### [What needs to be done]
Your task is to output all the records below, word for word.

### [Exercise input]
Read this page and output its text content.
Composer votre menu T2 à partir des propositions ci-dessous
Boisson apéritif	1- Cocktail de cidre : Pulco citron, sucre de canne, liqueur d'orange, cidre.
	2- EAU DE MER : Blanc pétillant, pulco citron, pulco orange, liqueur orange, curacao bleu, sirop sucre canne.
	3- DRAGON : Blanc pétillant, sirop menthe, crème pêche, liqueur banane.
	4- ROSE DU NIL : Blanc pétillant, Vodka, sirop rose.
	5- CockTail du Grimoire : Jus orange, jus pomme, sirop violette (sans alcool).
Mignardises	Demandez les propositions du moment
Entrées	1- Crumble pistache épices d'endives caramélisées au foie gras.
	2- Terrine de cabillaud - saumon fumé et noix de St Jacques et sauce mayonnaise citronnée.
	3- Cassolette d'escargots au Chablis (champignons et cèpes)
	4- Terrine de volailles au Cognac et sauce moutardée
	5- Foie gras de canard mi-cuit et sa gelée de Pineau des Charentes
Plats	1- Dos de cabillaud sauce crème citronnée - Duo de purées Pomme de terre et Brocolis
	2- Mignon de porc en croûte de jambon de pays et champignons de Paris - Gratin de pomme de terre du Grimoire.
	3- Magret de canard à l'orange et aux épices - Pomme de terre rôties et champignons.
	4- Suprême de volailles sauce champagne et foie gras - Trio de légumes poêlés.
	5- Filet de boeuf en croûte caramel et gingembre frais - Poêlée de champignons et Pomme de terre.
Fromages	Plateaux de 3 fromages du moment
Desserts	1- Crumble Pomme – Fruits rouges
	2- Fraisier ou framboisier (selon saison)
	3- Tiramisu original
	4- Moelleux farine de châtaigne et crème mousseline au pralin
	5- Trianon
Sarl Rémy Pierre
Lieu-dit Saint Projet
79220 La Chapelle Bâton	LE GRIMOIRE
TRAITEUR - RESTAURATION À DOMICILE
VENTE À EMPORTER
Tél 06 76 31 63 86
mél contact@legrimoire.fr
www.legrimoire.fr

### [Exercise answer]
Read this page and output its text content.
Composer votre menu T2 à partir des propositions ci-dessous
Boisson apéritif	1- Cocktail de cidre : Pulco citron, sucre de canne, liqueur d'orange, cidre.
	2- EAU DE MER : Blanc pétillant, pulco citron, pulco orange, liqueur orange, curacao bleu, sirop sucre canne.
	3- DRAGON : Blanc pétillant, sirop menthe, crème pêche, liqueur banane.
	4- ROSE DU NIL : Blanc pétillant, Vodka, sirop rose.
	5- CockTail du Grimoire : Jus orange, jus pomme, sirop violette (sans alcool).
Mignardises	Demandez les propositions du moment
Entrées	1- Crumble pistache épices d'endives caramélisées au foie gras.
	2- Terrine de cabillaud - saumon fumé et noix de St Jacques et sauce mayonnaise citronnée.
	3- Cassolette d'escargots au Chablis (champignons et cèpes)
	4- Terrine de volailles au Cognac et sauce moutardée
	5- Foie gras de canard mi-cuit et sa gelée de Pineau des Charentes
Plats	1- Dos de cabillaud sauce crème citronnée - Duo de purées Pomme de terre et Brocolis
	2- Mignon de porc en croûte de jambon de pays et champignons de Paris - Gratin de pomme de terre du Grimoire.
	3- Magret de canard à l'orange et aux épices - Pomme de terre rôties et champignons.
	4- Suprême de volailles sauce champagne et foie gras - Trio de légumes poêlés.
	5- Filet de boeuf en croûte caramel et gingembre frais - Poêlée de champignons et Pomme de terre.
Fromages	Plateaux de 3 fromages du moment
Desserts	1- Crumble Pomme – Fruits rouges
	2- Fraisier ou framboisier (selon saison)
	3- Tiramisu original
	4- Moelleux farine de châtaigne et crème mousseline au pralin
	5- Trianon
Sarl Rémy Pierre
Lieu-dit Saint Projet
79220 La Chapelle Bâton	LE GRIMOIRE
TRAITEUR - RESTAURATION À DOMICILE
VENTE À EMPORTER
Tél 06 76 31 63 86
mél contact@legrimoire.fr
www.legrimoire.fr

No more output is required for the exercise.